_To be done:_ From the listing below, extract every line containing "Tiempo".

_Excerpted records:_
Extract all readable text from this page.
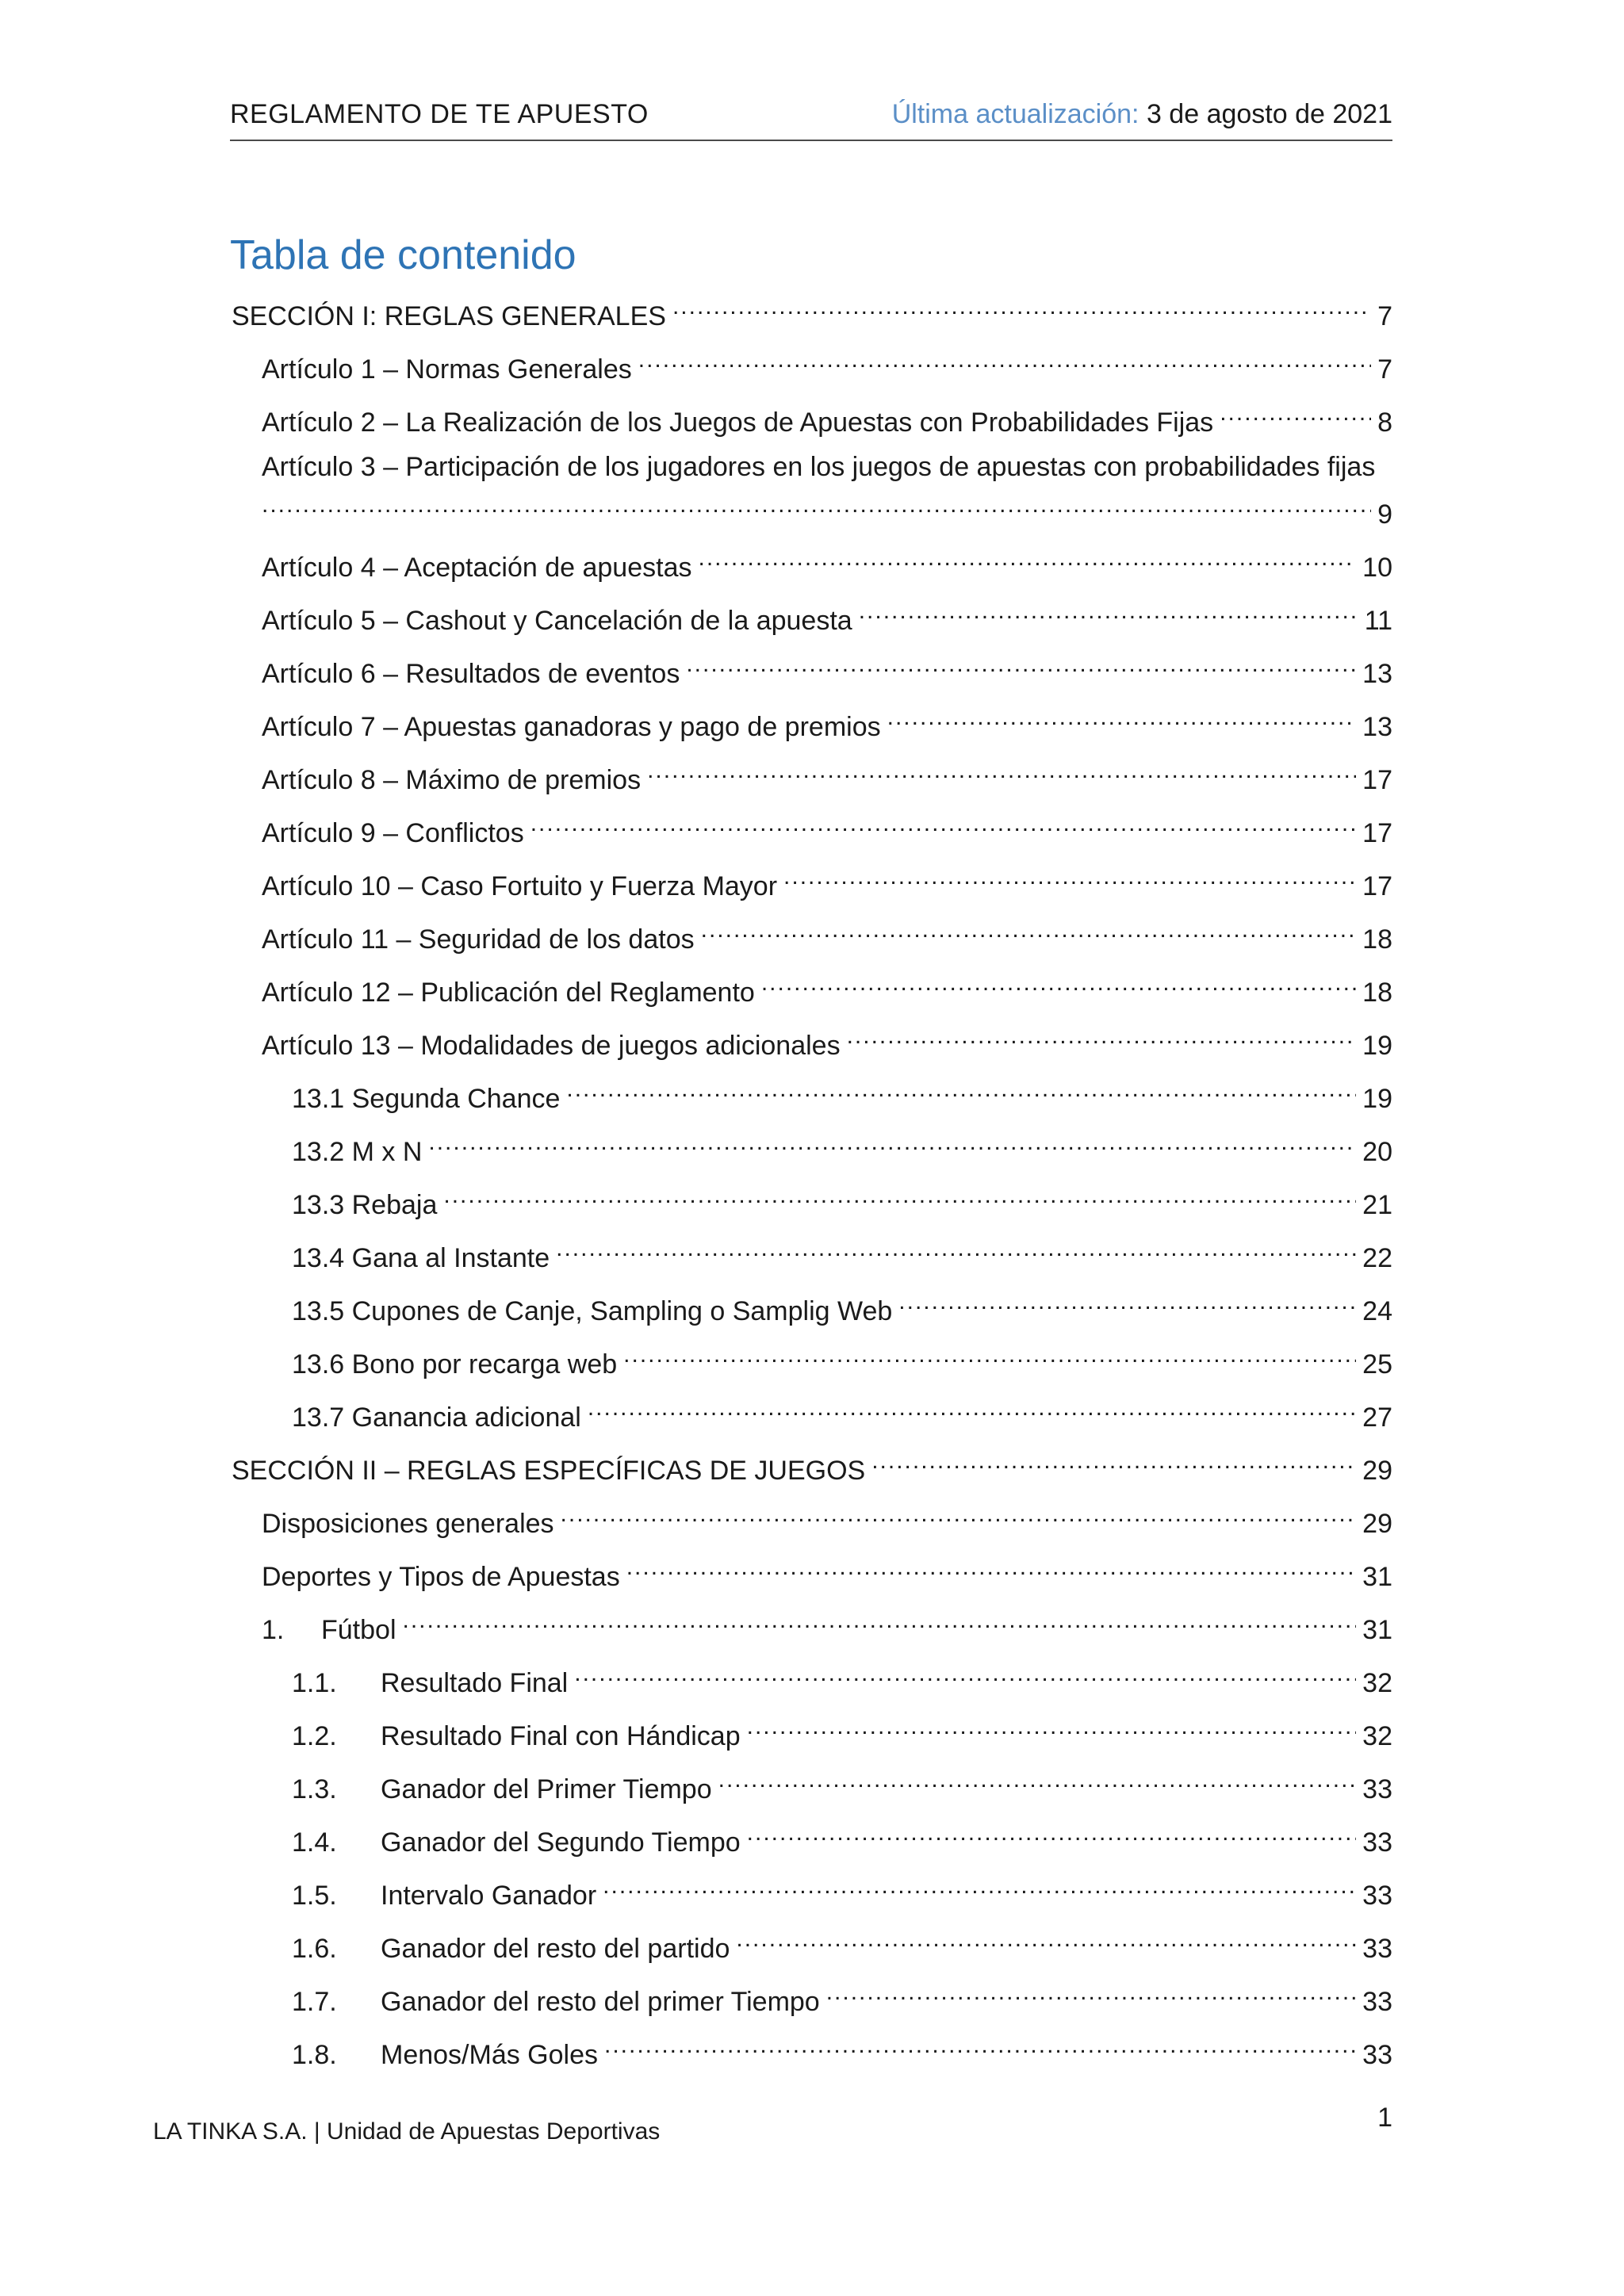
REGLAMENTO DE TE APUESTO	Última actualización: 3 de agosto de 2021
Tabla de contenido
SECCIÓN I: REGLAS GENERALES .....	7
Artículo 1 – Normas Generales .....	7
Artículo 2 – La Realización de los Juegos de Apuestas con Probabilidades Fijas .....	8
Artículo 3 – Participación de los jugadores en los juegos de apuestas con probabilidades fijas
.....
9
Artículo 4 – Aceptación de apuestas .....	10
Artículo 5 – Cashout y Cancelación de la apuesta .....	11
Artículo 6 – Resultados de eventos .....	13
Artículo 7 – Apuestas ganadoras y pago de premios .....	13
Artículo 8 – Máximo de premios .....	17
Artículo 9 – Conflictos .....	17
Artículo 10 – Caso Fortuito y Fuerza Mayor .....	17
Artículo 11 – Seguridad de los datos .....	18
Artículo 12 – Publicación del Reglamento .....	18
Artículo 13 – Modalidades de juegos adicionales .....	19
13.1 Segunda Chance .....	19
13.2 M x N .....	20
13.3 Rebaja .....	21
13.4 Gana al Instante .....	22
13.5 Cupones de Canje, Sampling o Samplig Web .....	24
13.6 Bono por recarga web .....	25
13.7 Ganancia adicional .....	27
SECCIÓN II – REGLAS ESPECÍFICAS DE JUEGOS .....	29
Disposiciones generales .....	29
Deportes y Tipos de Apuestas .....	31
1.	Fútbol .....	31
1.1.	Resultado Final .....	32
1.2.	Resultado Final con Hándicap .....	32
1.3.	Ganador del Primer Tiempo .....	33
1.4.	Ganador del Segundo Tiempo .....	33
1.5.	Intervalo Ganador .....	33
1.6.	Ganador del resto del partido .....	33
1.7.	Ganador del resto del primer Tiempo .....	33
1.8.	Menos/Más Goles .....	33
LA TINKA S.A. | Unidad de Apuestas Deportivas	1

_Correct response:_
1.3.	Ganador del Primer Tiempo .....	33
1.4.	Ganador del Segundo Tiempo .....	33
1.7.	Ganador del resto del primer Tiempo .....	33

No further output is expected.